TASK ▸ The exercise asks you to copy every line below in which "например" appears.
━━━ EXERCISE DATA ━━━
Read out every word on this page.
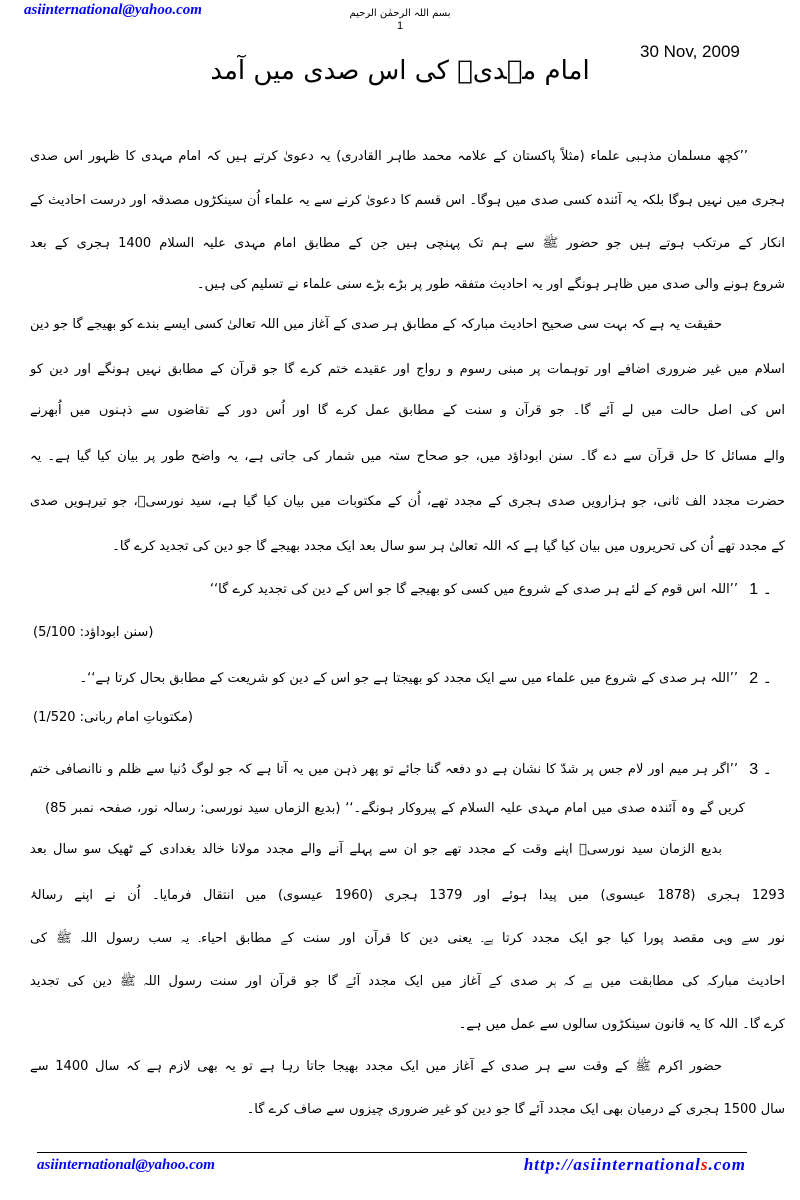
asiinternational@yahoo.com	بسم اللہ الرحمٰن الرحیم
1
30 Nov, 2009
امام مہدیؑ کی اس صدی میں آمد
’’کچھ مسلمان مذہبی علماء (مثلاً پاکستان کے علامہ محمد طاہر القادری) یہ دعویٰ کرتے ہیں کہ امام مہدی کا ظہور اس صدی
ہجری میں نہیں ہوگا بلکہ یہ آئندہ کسی صدی میں ہوگا۔ اس قسم کا دعویٰ کرنے سے یہ علماء اُن سینکڑوں مصدقہ اور درست احادیث کے
انکار کے مرتکب ہوتے ہیں جو حضور ﷺ سے ہم تک پہنچی ہیں جن کے مطابق امام مہدی علیہ السلام 1400 ہجری کے بعد
شروع ہونے والی صدی میں ظاہر ہونگے اور یہ احادیث متفقہ طور پر بڑے بڑے سنی علماء نے تسلیم کی ہیں۔
حقیقت یہ ہے کہ بہت سی صحیح احادیث مبارکہ کے مطابق ہر صدی کے آغاز میں اللہ تعالیٰ کسی ایسے بندے کو بھیجے گا جو دین
اسلام میں غیر ضروری اضافے اور توہمات پر مبنی رسوم و رواج اور عقیدے ختم کرے گا جو قرآن کے مطابق نہیں ہونگے اور دین کو
اس کی اصل حالت میں لے آئے گا۔ جو قرآن و سنت کے مطابق عمل کرے گا اور اُس دور کے تقاضوں سے ذہنوں میں اُبھرنے
والے مسائل کا حل قرآن سے دے گا۔ سنن ابوداؤد میں، جو صحاح ستہ میں شمار کی جاتی ہے، یہ واضح طور پر بیان کیا گیا ہے۔ یہ
حضرت مجدد الف ثانی، جو ہزارویں صدی ہجری کے مجدد تھے، اُن کے مکتوبات میں بیان کیا گیا ہے، سید نورسیؒ، جو تیرہویں صدی
کے مجدد تھے اُن کی تحریروں میں بیان کیا گیا ہے کہ اللہ تعالیٰ ہر سو سال بعد ایک مجدد بھیجے گا جو دین کی تجدید کرے گا۔
1 ۔
’’اللہ اس قوم کے لئے ہر صدی کے شروع میں کسی کو بھیجے گا جو اس کے دین کی تجدید کرے گا‘‘
(سنن ابوداؤد: 5/100)
2 ۔
’’اللہ ہر صدی کے شروع میں علماء میں سے ایک مجدد کو بھیجتا ہے جو اس کے دین کو شریعت کے مطابق بحال کرتا ہے‘‘۔
(مکتوباتِ امام ربانی: 1/520)
3 ۔
’’اگر ہر میم اور لام جس پر شدّ کا نشان ہے دو دفعہ گنا جائے تو پھر ذہن میں یہ آتا ہے کہ جو لوگ دُنیا سے ظلم و ناانصافی ختم
کریں گے وہ آئندہ صدی میں امام مہدی علیہ السلام کے پیروکار ہونگے۔‘‘ (بدیع الزماں سید نورسی: رسالہ نور، صفحہ نمبر 85)
بدیع الزمان سید نورسیؒ اپنے وقت کے مجدد تھے جو ان سے پہلے آنے والے مجدد مولانا خالد بغدادی کے ٹھیک سو سال بعد
1293 ہجری (1878 عیسوی) میں پیدا ہوئے اور 1379 ہجری (1960 عیسوی) میں انتقال فرمایا۔ اُن نے اپنے رسالۂ
نور سے وہی مقصد پورا کیا جو ایک مجدد کرتا ہے۔ یعنی دین کا قرآن اور سنت کے مطابق احیاء۔ یہ سب رسول اللہ ﷺ کی
احادیث مبارکہ کی مطابقت میں ہے کہ ہر صدی کے آغاز میں ایک مجدد آئے گا جو قرآن اور سنت رسول اللہ ﷺ دین کی تجدید
کرے گا۔ اللہ کا یہ قانون سینکڑوں سالوں سے عمل میں ہے۔
حضور اکرم ﷺ کے وقت سے ہر صدی کے آغاز میں ایک مجدد بھیجا جاتا رہا ہے تو یہ بھی لازم ہے کہ سال 1400 سے
سال 1500 ہجری کے درمیان بھی ایک مجدد آئے گا جو دین کو غیر ضروری چیزوں سے صاف کرے گا۔
asiinternational@yahoo.com	http://asiinternationals.com
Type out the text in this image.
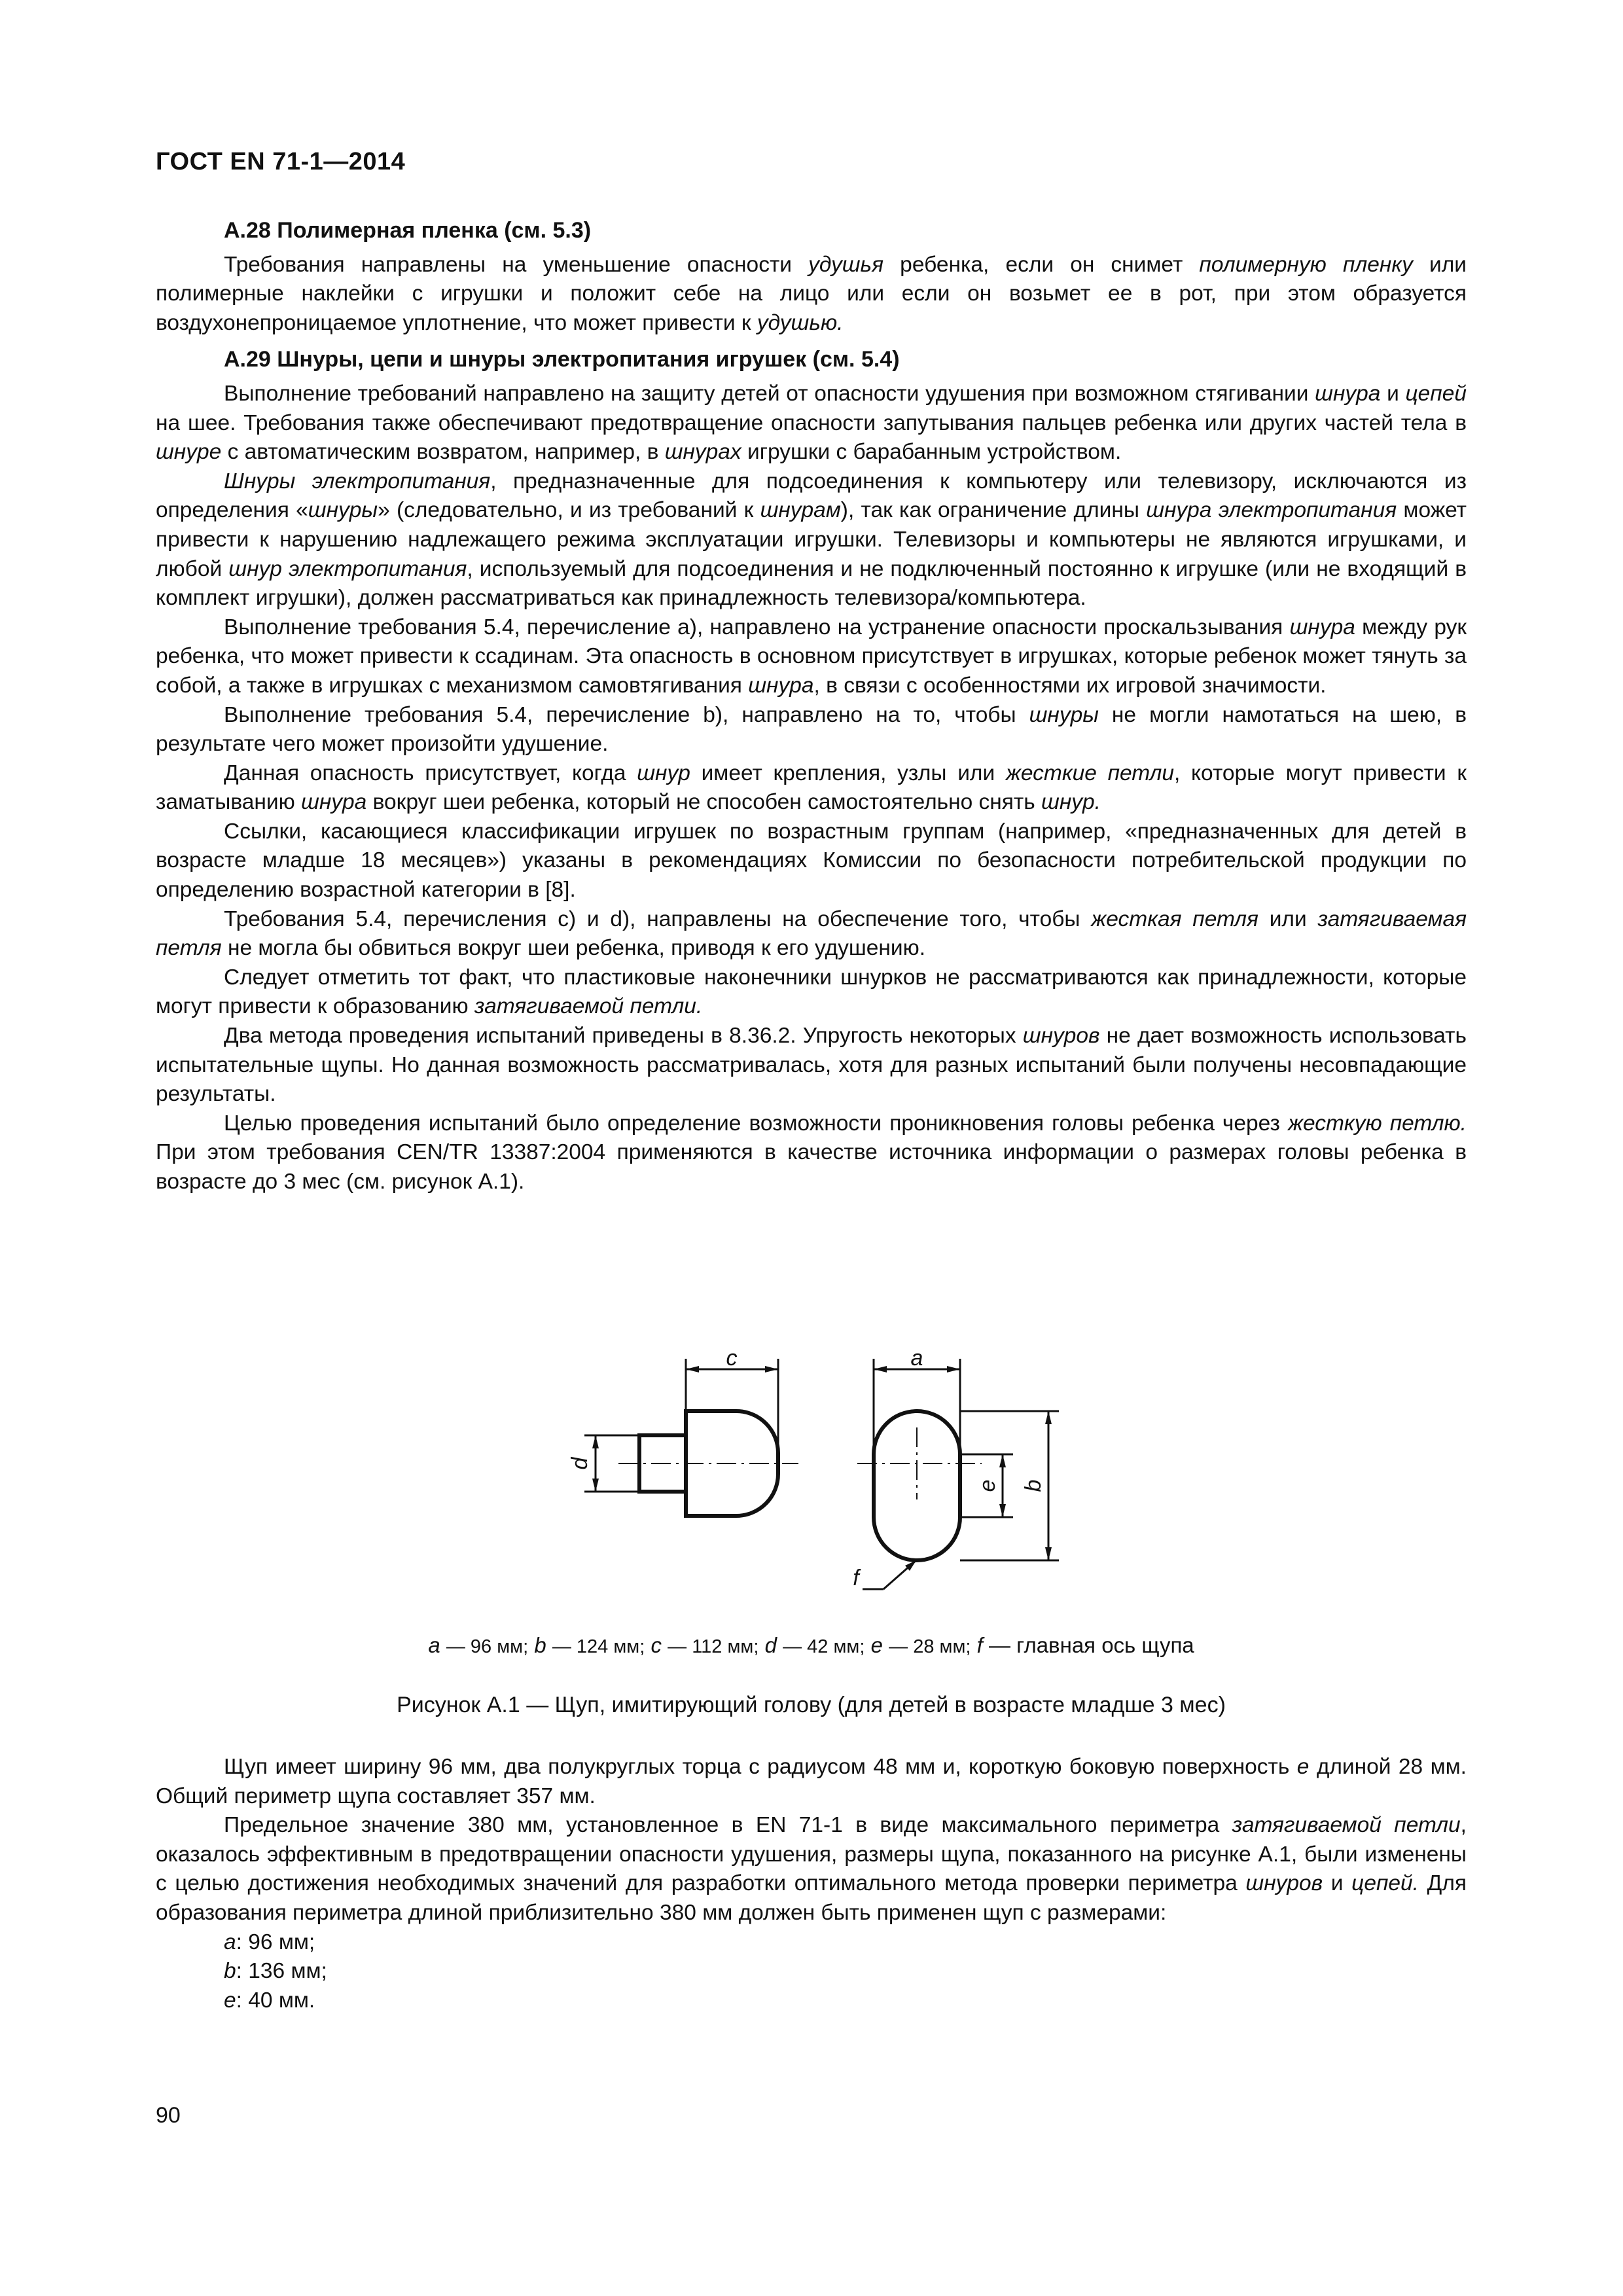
ГОСТ EN 71-1—2014
А.28 Полимерная пленка (см. 5.3)

Требования направлены на уменьшение опасности удушья ребенка, если он снимет полимерную пленку или полимерные наклейки с игрушки и положит себе на лицо или если он возьмет ее в рот, при этом образуется воздухонепроницаемое уплотнение, что может привести к удушью.

А.29 Шнуры, цепи и шнуры электропитания игрушек (см. 5.4)

Выполнение требований направлено на защиту детей от опасности удушения при возможном стягивании шнура и цепей на шее. Требования также обеспечивают предотвращение опасности запутывания пальцев ребенка или других частей тела в шнуре с автоматическим возвратом, например, в шнурах игрушки с барабанным устройством.

Шнуры электропитания, предназначенные для подсоединения к компьютеру или телевизору, исключаются из определения «шнуры» (следовательно, и из требований к шнурам), так как ограничение длины шнура электропитания может привести к нарушению надлежащего режима эксплуатации игрушки. Телевизоры и компьютеры не являются игрушками, и любой шнур электропитания, используемый для подсоединения и не подключенный постоянно к игрушке (или не входящий в комплект игрушки), должен рассматриваться как принадлежность телевизора/компьютера.

Выполнение требования 5.4, перечисление a), направлено на устранение опасности проскальзывания шнура между рук ребенка, что может привести к ссадинам. Эта опасность в основном присутствует в игрушках, которые ребенок может тянуть за собой, а также в игрушках с механизмом самовтягивания шнура, в связи с особенностями их игровой значимости.

Выполнение требования 5.4, перечисление b), направлено на то, чтобы шнуры не могли намотаться на шею, в результате чего может произойти удушение.

Данная опасность присутствует, когда шнур имеет крепления, узлы или жесткие петли, которые могут привести к заматыванию шнура вокруг шеи ребенка, который не способен самостоятельно снять шнур.

Ссылки, касающиеся классификации игрушек по возрастным группам (например, «предназначенных для детей в возрасте младше 18 месяцев») указаны в рекомендациях Комиссии по безопасности потребительской продукции по определению возрастной категории в [8].

Требования 5.4, перечисления c) и d), направлены на обеспечение того, чтобы жесткая петля или затягиваемая петля не могла бы обвиться вокруг шеи ребенка, приводя к его удушению.

Следует отметить тот факт, что пластиковые наконечники шнурков не рассматриваются как принадлежности, которые могут привести к образованию затягиваемой петли.

Два метода проведения испытаний приведены в 8.36.2. Упругость некоторых шнуров не дает возможность использовать испытательные щупы. Но данная возможность рассматривалась, хотя для разных испытаний были получены несовпадающие результаты.

Целью проведения испытаний было определение возможности проникновения головы ребенка через жесткую петлю. При этом требования CEN/TR 13387:2004 применяются в качестве источника информации о размерах головы ребенка в возрасте до 3 мес (см. рисунок А.1).

c	a
d
e b
f
a — 96 мм; b — 124 мм; c — 112 мм; d — 42 мм; e — 28 мм; f — главная ось щупа
Рисунок А.1 — Щуп, имитирующий голову (для детей в возрасте младше 3 мес)

Щуп имеет ширину 96 мм, два полукруглых торца с радиусом 48 мм и, короткую боковую поверхность e длиной 28 мм. Общий периметр щупа составляет 357 мм.

Предельное значение 380 мм, установленное в EN 71-1 в виде максимального периметра затягиваемой петли, оказалось эффективным в предотвращении опасности удушения, размеры щупа, показанного на рисунке А.1, были изменены с целью достижения необходимых значений для разработки оптимального метода проверки периметра шнуров и цепей. Для образования периметра длиной приблизительно 380 мм должен быть применен щуп с размерами:

a: 96 мм;
b: 136 мм;
e: 40 мм.
90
━━━
TASK RESULT ▸
Выполнение требований направлено на защиту детей от опасности удушения при возможном стягивании шнура и цепей на шее. Требования также обеспечивают предотвращение опасности запутывания пальцев ребенка или других частей тела в шнуре с автоматическим возвратом, например, в шнурах игрушки с барабанным устройством.
Ссылки, касающиеся классификации игрушек по возрастным группам (например, «предназначенных для детей в возрасте младше 18 месяцев») указаны в рекомендациях Комиссии по безопасности потребительской продукции по определению возрастной категории в [8].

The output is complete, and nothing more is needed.